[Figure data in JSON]

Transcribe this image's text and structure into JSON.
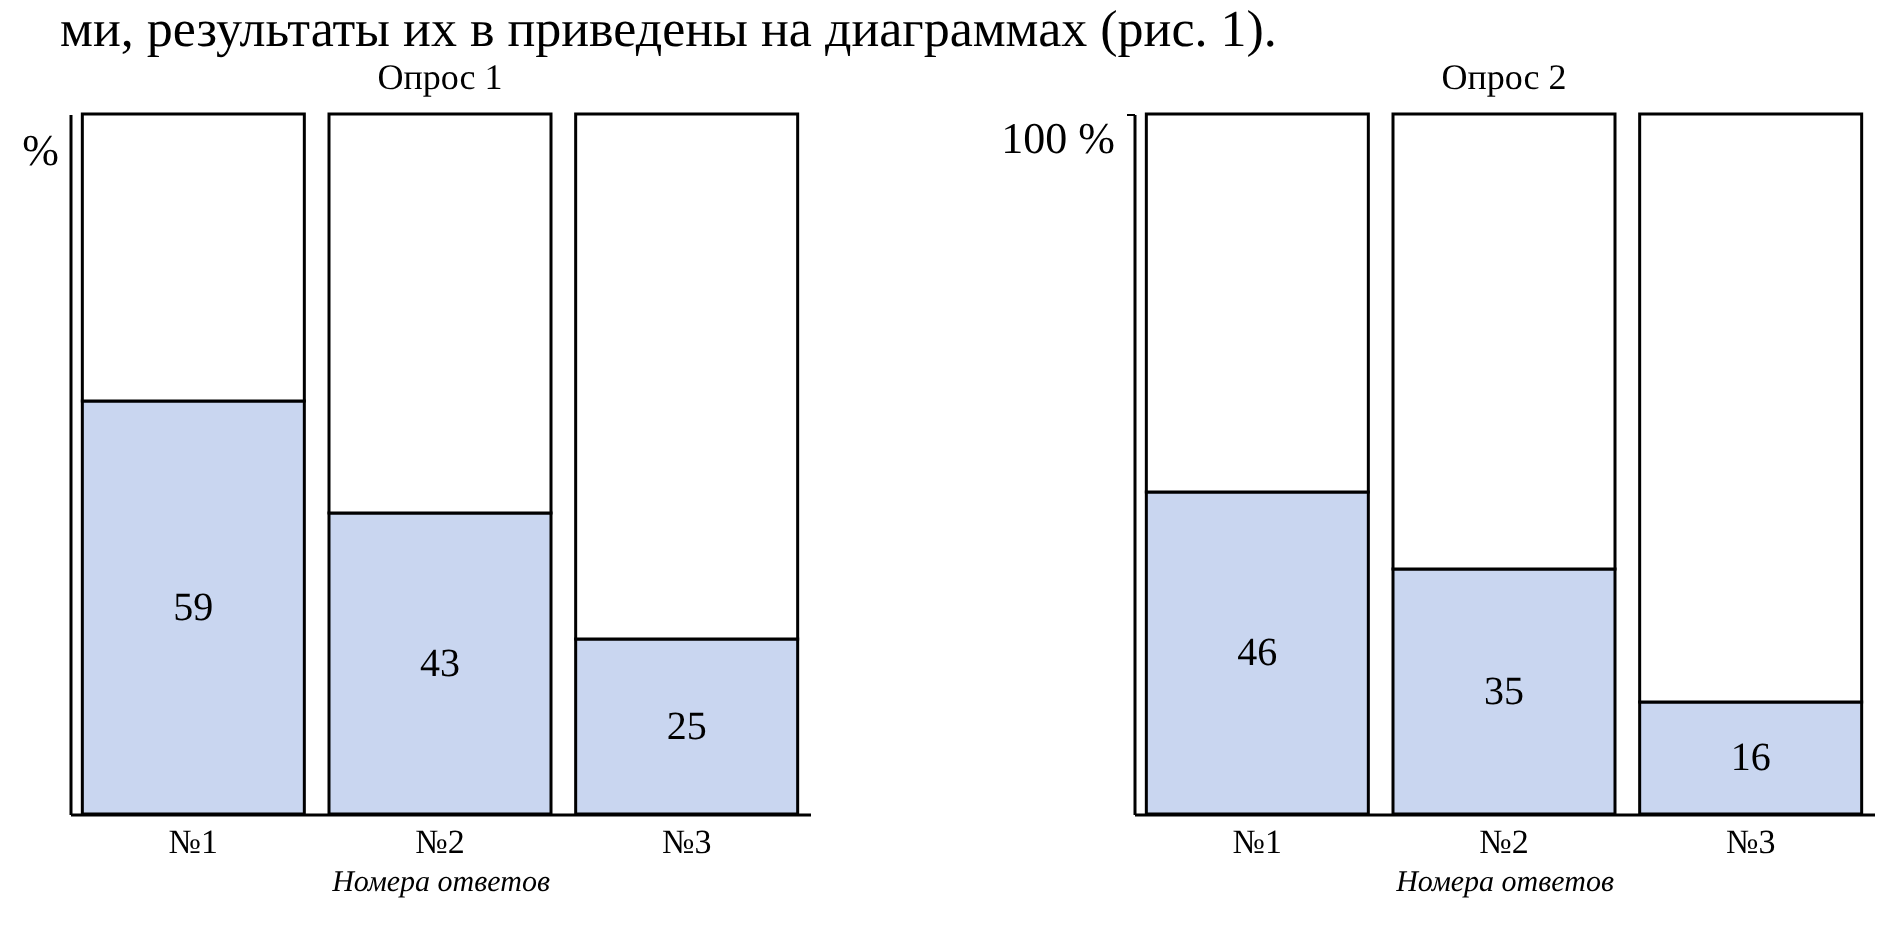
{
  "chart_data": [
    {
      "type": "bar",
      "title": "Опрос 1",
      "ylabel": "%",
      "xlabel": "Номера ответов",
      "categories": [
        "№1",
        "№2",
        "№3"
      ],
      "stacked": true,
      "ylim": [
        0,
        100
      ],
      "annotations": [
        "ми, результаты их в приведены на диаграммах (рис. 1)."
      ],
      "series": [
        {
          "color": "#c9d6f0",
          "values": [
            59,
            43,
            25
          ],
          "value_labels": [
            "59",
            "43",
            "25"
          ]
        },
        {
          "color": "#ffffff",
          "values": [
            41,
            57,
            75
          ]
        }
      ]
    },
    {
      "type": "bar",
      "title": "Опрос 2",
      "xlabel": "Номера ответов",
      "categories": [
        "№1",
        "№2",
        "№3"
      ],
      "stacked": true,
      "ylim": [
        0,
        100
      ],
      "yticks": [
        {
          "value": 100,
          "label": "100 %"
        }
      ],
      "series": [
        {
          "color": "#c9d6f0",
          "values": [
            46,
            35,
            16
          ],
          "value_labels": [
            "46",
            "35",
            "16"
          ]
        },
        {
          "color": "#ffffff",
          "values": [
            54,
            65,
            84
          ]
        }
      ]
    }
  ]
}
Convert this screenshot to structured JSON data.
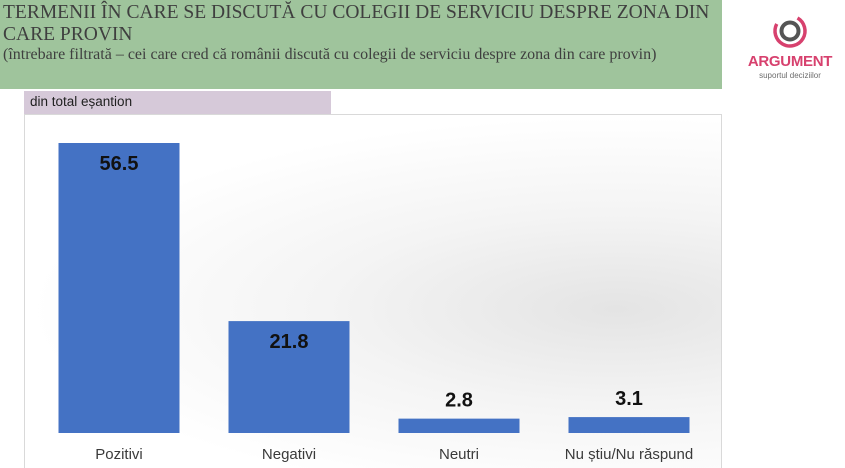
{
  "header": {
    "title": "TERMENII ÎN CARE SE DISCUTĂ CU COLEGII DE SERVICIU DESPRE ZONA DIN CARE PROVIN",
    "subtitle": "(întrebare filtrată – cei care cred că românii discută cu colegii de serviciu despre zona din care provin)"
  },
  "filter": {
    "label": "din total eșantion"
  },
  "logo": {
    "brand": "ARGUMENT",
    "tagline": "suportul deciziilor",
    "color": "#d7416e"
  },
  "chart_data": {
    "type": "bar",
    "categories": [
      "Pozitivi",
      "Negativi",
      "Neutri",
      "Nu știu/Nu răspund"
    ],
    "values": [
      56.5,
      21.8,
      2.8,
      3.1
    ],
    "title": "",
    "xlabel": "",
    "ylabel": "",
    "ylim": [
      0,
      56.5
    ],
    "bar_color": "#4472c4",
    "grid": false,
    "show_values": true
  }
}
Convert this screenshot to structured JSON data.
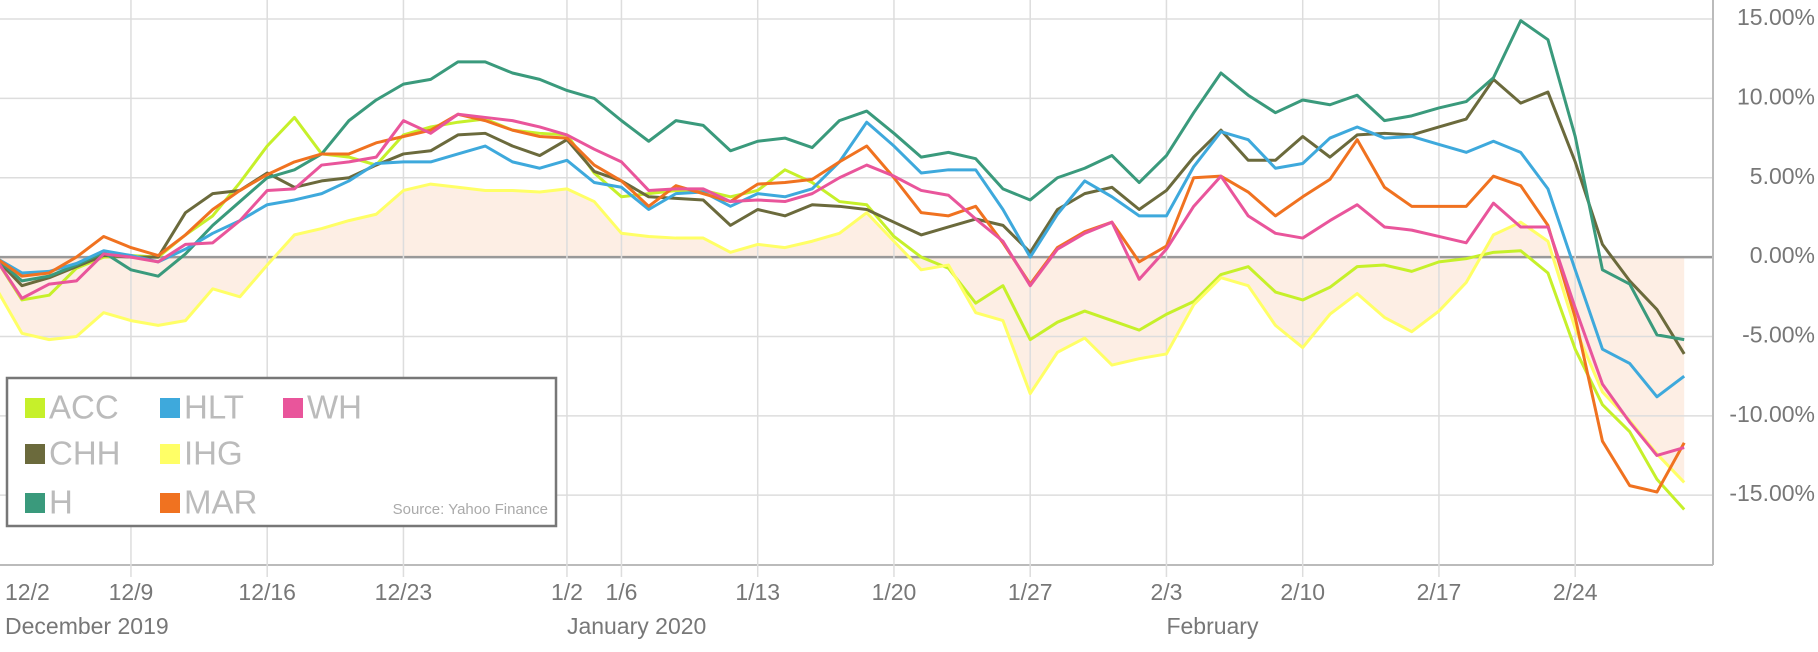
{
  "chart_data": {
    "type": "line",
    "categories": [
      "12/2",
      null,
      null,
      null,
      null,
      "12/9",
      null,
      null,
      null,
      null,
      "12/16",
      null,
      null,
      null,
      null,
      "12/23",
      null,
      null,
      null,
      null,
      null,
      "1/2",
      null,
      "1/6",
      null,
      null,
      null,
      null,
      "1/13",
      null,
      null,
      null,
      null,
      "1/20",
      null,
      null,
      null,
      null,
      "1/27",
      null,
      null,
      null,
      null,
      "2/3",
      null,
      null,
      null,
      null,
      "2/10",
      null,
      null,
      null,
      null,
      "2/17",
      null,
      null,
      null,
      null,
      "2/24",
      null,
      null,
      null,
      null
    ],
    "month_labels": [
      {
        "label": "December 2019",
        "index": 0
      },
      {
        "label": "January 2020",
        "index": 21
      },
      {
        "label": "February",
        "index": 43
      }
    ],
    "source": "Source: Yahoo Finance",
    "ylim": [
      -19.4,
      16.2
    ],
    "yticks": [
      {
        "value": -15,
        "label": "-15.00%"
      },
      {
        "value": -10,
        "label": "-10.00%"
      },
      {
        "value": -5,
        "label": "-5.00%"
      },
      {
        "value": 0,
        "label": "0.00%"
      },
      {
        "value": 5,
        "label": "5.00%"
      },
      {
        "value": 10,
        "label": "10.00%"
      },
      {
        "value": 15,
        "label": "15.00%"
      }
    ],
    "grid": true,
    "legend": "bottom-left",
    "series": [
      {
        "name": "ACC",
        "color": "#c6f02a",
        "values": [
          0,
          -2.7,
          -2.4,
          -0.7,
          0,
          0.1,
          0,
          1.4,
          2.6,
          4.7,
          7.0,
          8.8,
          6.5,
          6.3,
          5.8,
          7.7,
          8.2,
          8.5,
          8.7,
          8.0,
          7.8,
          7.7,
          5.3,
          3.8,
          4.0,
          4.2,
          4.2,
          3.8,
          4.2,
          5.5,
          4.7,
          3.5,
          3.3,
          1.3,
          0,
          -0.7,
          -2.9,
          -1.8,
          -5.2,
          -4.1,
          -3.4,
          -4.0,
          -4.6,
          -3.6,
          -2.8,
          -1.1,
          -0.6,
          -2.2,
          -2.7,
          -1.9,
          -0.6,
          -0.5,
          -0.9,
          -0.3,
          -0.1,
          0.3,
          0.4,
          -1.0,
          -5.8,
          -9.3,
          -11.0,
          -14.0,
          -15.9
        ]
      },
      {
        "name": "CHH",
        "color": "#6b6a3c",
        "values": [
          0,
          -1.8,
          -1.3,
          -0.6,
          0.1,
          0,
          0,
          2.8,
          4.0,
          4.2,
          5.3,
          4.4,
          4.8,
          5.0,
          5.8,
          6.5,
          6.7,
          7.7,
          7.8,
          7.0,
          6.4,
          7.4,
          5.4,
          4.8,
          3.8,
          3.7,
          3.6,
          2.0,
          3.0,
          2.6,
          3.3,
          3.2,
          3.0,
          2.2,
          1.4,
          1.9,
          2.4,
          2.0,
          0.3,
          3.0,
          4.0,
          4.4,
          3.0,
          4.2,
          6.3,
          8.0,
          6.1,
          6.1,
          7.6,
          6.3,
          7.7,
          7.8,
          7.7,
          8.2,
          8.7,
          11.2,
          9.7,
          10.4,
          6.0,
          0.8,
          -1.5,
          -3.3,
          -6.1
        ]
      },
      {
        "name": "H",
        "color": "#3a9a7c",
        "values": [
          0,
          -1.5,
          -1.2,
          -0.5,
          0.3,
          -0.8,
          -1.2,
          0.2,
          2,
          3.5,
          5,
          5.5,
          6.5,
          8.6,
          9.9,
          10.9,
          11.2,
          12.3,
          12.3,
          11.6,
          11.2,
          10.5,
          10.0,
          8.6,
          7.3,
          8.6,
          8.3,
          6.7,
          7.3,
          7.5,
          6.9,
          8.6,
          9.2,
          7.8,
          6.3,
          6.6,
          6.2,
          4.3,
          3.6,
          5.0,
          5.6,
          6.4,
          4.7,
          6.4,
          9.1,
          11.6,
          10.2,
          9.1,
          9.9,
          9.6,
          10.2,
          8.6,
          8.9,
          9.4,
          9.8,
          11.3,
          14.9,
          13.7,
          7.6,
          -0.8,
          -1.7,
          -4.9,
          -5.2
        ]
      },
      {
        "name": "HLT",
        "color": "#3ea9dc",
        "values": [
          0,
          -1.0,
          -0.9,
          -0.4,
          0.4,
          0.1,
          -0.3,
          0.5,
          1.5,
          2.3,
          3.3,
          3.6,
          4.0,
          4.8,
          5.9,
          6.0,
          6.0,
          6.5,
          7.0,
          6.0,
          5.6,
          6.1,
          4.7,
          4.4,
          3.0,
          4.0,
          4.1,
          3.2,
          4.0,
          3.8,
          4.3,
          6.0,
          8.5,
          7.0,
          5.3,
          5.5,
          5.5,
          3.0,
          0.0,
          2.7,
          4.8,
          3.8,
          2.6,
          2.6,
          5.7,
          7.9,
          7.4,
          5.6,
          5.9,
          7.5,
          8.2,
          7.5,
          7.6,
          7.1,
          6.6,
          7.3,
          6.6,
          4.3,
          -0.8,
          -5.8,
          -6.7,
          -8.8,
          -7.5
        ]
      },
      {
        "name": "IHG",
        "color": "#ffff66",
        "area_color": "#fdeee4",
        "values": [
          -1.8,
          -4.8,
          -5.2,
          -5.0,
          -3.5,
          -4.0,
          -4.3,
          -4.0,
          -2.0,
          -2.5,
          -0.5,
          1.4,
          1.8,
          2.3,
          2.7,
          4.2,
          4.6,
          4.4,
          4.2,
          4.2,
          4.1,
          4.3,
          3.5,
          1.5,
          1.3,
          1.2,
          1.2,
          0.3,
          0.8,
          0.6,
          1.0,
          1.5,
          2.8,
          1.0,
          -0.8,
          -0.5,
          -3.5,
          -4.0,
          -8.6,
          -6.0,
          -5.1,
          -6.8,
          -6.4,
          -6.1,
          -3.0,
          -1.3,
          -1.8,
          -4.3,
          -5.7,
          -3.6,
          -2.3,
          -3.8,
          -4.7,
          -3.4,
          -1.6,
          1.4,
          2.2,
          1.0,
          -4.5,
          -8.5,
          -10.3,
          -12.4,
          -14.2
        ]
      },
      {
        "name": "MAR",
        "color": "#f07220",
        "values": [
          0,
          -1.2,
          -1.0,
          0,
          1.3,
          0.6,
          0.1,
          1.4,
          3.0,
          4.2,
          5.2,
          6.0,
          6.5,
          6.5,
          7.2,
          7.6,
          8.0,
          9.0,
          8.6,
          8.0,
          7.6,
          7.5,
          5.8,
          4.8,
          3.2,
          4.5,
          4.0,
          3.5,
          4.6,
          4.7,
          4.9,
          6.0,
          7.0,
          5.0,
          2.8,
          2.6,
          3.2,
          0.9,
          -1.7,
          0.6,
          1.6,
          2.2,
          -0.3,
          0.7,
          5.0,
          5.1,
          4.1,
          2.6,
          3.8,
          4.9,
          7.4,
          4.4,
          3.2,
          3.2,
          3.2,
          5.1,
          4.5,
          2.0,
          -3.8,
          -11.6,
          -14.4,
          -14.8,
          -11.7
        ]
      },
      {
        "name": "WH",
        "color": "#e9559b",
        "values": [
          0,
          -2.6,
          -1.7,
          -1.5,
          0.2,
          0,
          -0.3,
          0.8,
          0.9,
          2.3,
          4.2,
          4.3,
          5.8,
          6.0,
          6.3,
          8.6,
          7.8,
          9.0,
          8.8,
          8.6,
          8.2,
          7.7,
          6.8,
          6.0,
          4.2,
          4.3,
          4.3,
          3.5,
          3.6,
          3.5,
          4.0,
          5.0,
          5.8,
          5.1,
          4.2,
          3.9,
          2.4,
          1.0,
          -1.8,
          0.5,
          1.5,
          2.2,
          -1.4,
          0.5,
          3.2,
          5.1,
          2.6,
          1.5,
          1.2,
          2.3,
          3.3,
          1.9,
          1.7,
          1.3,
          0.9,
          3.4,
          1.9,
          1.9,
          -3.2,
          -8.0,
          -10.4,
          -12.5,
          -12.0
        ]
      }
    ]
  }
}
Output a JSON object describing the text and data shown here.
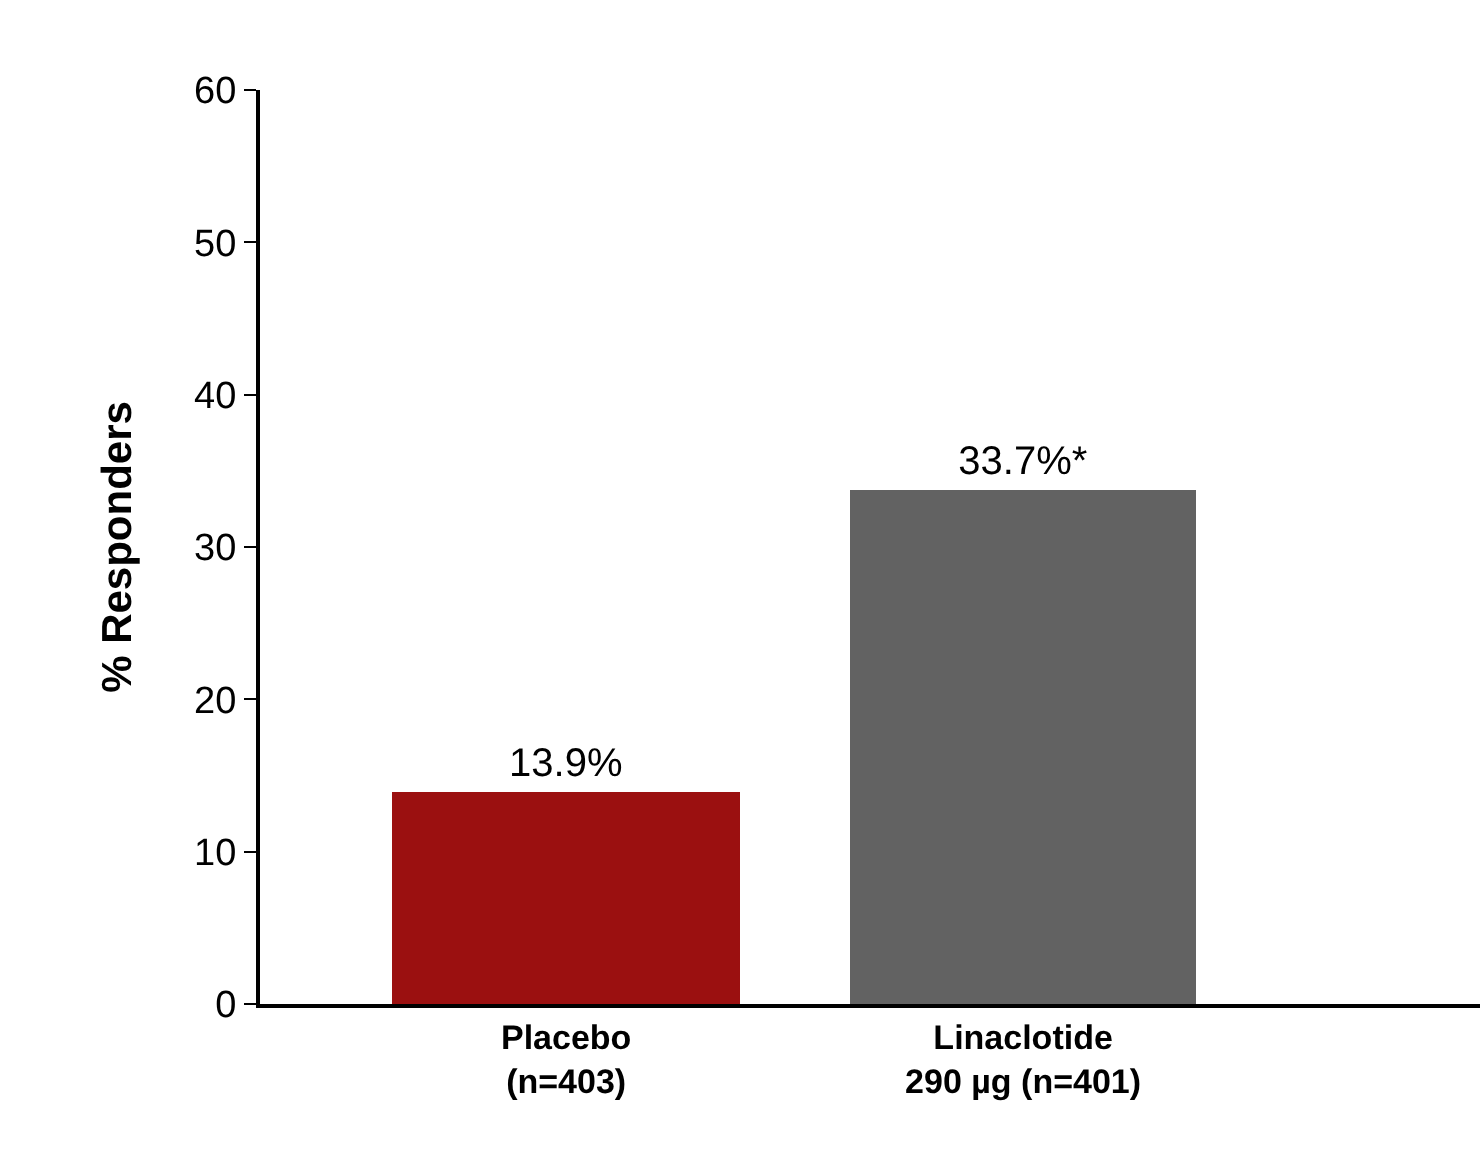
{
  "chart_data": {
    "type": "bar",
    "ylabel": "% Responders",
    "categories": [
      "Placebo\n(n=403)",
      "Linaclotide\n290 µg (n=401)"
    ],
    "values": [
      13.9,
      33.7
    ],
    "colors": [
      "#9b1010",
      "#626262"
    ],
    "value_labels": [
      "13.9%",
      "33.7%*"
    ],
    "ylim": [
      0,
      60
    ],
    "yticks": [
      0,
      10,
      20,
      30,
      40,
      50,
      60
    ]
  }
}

**What you will do**
Output exactly the lines from the one containing "Output a JSON" through the last line of the records above, both included, leaving out any pictures.

**The result**
Output a JSON object describing the text and data shown here.
{
  "chart_data": {
    "type": "bar",
    "ylabel": "% Responders",
    "categories": [
      "Placebo\n(n=403)",
      "Linaclotide\n290 µg (n=401)"
    ],
    "values": [
      13.9,
      33.7
    ],
    "colors": [
      "#9b1010",
      "#626262"
    ],
    "value_labels": [
      "13.9%",
      "33.7%*"
    ],
    "ylim": [
      0,
      60
    ],
    "yticks": [
      0,
      10,
      20,
      30,
      40,
      50,
      60
    ]
  }
}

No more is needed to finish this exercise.